**Exercise objective:** Lines containing the word "this" should be extracted in full.
╔══
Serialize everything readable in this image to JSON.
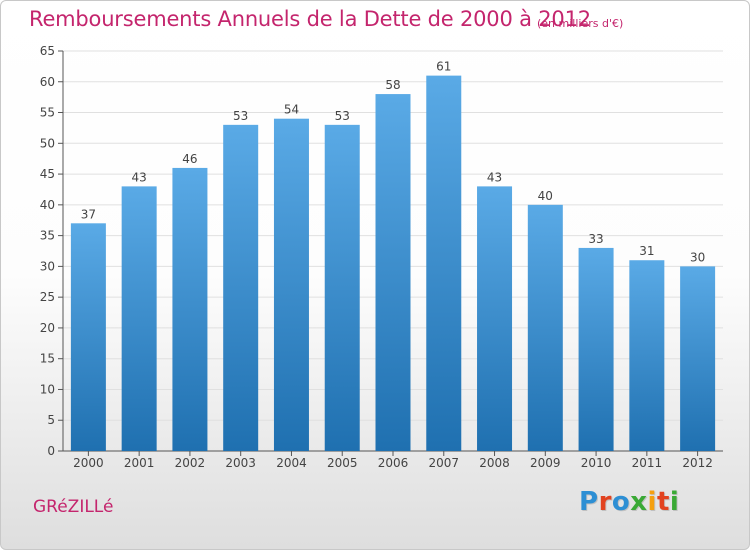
{
  "header": {
    "title": "Remboursements Annuels de la Dette de 2000 à 2012",
    "unit_note": "(en milliers d'€)"
  },
  "footer": {
    "commune": "GRéZILLé",
    "logo": {
      "text": "Proxiti",
      "letter_colors": [
        "#2d8fd4",
        "#e2421f",
        "#2d8fd4",
        "#3aa935",
        "#f5a00f",
        "#e2421f",
        "#3aa935"
      ]
    }
  },
  "colors": {
    "title": "#c4256d",
    "bar_top": "#5aaae6",
    "bar_bottom": "#1f70b0",
    "grid": "#e0e0e0",
    "axis": "#555555"
  },
  "chart_data": {
    "type": "bar",
    "title": "Remboursements Annuels de la Dette de 2000 à 2012",
    "categories": [
      "2000",
      "2001",
      "2002",
      "2003",
      "2004",
      "2005",
      "2006",
      "2007",
      "2008",
      "2009",
      "2010",
      "2011",
      "2012"
    ],
    "values": [
      37,
      43,
      46,
      53,
      54,
      53,
      58,
      61,
      43,
      40,
      33,
      31,
      30
    ],
    "ylim": [
      0,
      65
    ],
    "yticks": [
      0,
      5,
      10,
      15,
      20,
      25,
      30,
      35,
      40,
      45,
      50,
      55,
      60,
      65
    ],
    "grid": true,
    "legend": "none",
    "xlabel": "",
    "ylabel": ""
  }
}
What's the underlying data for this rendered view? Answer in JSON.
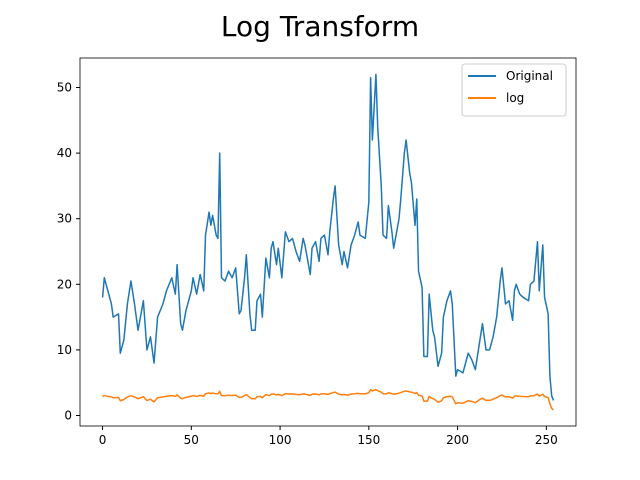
{
  "chart_data": {
    "type": "line",
    "title": "Log Transform",
    "x": [
      0,
      1,
      5,
      6,
      9,
      10,
      12,
      14,
      16,
      18,
      20,
      23,
      25,
      27,
      29,
      31,
      34,
      36,
      39,
      41,
      42,
      44,
      45,
      47,
      50,
      51,
      53,
      55,
      57,
      58,
      60,
      61,
      62,
      64,
      65,
      66,
      67,
      69,
      71,
      73,
      75,
      77,
      78,
      80,
      81,
      83,
      84,
      86,
      87,
      89,
      90,
      92,
      94,
      95,
      96,
      98,
      99,
      101,
      103,
      105,
      107,
      109,
      111,
      113,
      114,
      117,
      118,
      120,
      122,
      123,
      125,
      127,
      128,
      130,
      131,
      133,
      135,
      136,
      138,
      140,
      142,
      144,
      145,
      148,
      150,
      151,
      152,
      154,
      155,
      157,
      158,
      160,
      161,
      163,
      164,
      167,
      168,
      170,
      171,
      173,
      174,
      176,
      177,
      178,
      180,
      181,
      183,
      184,
      186,
      187,
      189,
      191,
      192,
      194,
      196,
      197,
      199,
      200,
      203,
      205,
      206,
      208,
      210,
      212,
      214,
      216,
      218,
      220,
      222,
      224,
      225,
      227,
      229,
      231,
      232,
      233,
      235,
      237,
      240,
      241,
      243,
      245,
      246,
      248,
      249,
      251,
      252,
      253,
      254
    ],
    "series": [
      {
        "name": "Original",
        "color": "#1f77b4",
        "values": [
          18,
          21,
          17,
          15,
          15.5,
          9.5,
          11.5,
          17,
          20.5,
          17,
          13,
          17.5,
          10,
          12,
          8,
          15,
          17,
          19,
          21,
          18.5,
          23,
          14,
          13,
          16,
          19,
          21,
          18.5,
          21.5,
          19,
          27.5,
          31,
          29,
          30.5,
          27.5,
          27,
          40,
          21,
          20.5,
          22,
          21,
          22.5,
          15.5,
          16,
          21,
          24.5,
          15.5,
          13,
          13,
          17.5,
          18.5,
          15,
          24,
          21,
          25.5,
          26.5,
          23,
          25.5,
          21,
          28,
          26.5,
          27,
          25,
          23.5,
          27,
          26,
          21.5,
          25.5,
          26.5,
          23.5,
          27,
          27.5,
          24.5,
          28,
          33,
          35,
          26,
          23,
          25,
          22.5,
          26,
          27.5,
          29.5,
          27.5,
          27,
          32.5,
          51.5,
          42,
          52,
          44,
          35,
          27.5,
          27,
          32,
          28,
          25.5,
          30,
          33,
          40,
          42,
          37,
          35.5,
          29,
          33,
          22,
          19.5,
          9,
          9,
          18.5,
          13,
          12,
          7.5,
          9.5,
          15,
          17.5,
          19,
          17,
          6,
          7,
          6.5,
          8.5,
          9.5,
          8.5,
          7,
          10.5,
          14,
          10,
          10,
          12,
          15,
          20.5,
          22.5,
          17,
          17.5,
          14.5,
          19,
          20,
          18.5,
          18,
          17.5,
          20,
          20.5,
          26.5,
          19,
          26,
          18,
          15.5,
          6,
          3,
          2.3
        ]
      },
      {
        "name": "log",
        "color": "#ff7f0e",
        "values": [
          2.89,
          3.04,
          2.83,
          2.71,
          2.74,
          2.25,
          2.44,
          2.83,
          3.02,
          2.83,
          2.56,
          2.86,
          2.3,
          2.48,
          2.08,
          2.71,
          2.83,
          2.94,
          3.04,
          2.92,
          3.14,
          2.64,
          2.56,
          2.77,
          2.94,
          3.04,
          2.92,
          3.07,
          2.94,
          3.31,
          3.43,
          3.37,
          3.42,
          3.31,
          3.3,
          3.69,
          3.04,
          3.02,
          3.09,
          3.04,
          3.11,
          2.74,
          2.77,
          3.04,
          3.2,
          2.74,
          2.56,
          2.56,
          2.86,
          2.92,
          2.71,
          3.18,
          3.04,
          3.24,
          3.28,
          3.14,
          3.24,
          3.04,
          3.33,
          3.28,
          3.3,
          3.22,
          3.16,
          3.3,
          3.26,
          3.07,
          3.24,
          3.28,
          3.16,
          3.3,
          3.31,
          3.2,
          3.33,
          3.5,
          3.56,
          3.26,
          3.14,
          3.22,
          3.11,
          3.26,
          3.31,
          3.38,
          3.31,
          3.3,
          3.48,
          3.94,
          3.74,
          3.95,
          3.78,
          3.56,
          3.31,
          3.3,
          3.47,
          3.33,
          3.24,
          3.4,
          3.5,
          3.69,
          3.74,
          3.61,
          3.57,
          3.37,
          3.5,
          3.09,
          2.97,
          2.2,
          2.2,
          2.92,
          2.56,
          2.48,
          2.01,
          2.25,
          2.71,
          2.86,
          2.94,
          2.83,
          1.79,
          1.95,
          1.87,
          2.14,
          2.25,
          2.14,
          1.95,
          2.35,
          2.64,
          2.3,
          2.3,
          2.48,
          2.71,
          3.02,
          3.11,
          2.83,
          2.86,
          2.67,
          2.94,
          3,
          2.92,
          2.89,
          2.86,
          3,
          3.02,
          3.28,
          2.94,
          3.26,
          2.89,
          2.74,
          1.79,
          1.1,
          0.83
        ]
      }
    ],
    "xlim": [
      -12.7,
      266.7
    ],
    "ylim": [
      -1.6,
      54.5
    ],
    "xticks": [
      0,
      50,
      100,
      150,
      200,
      250
    ],
    "yticks": [
      0,
      10,
      20,
      30,
      40,
      50
    ],
    "legend": "upper right"
  }
}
╚══
**Finished answer:**
Serialize everything readable in this image to JSON.
What's the underlying data for this rendered view? Answer in JSON.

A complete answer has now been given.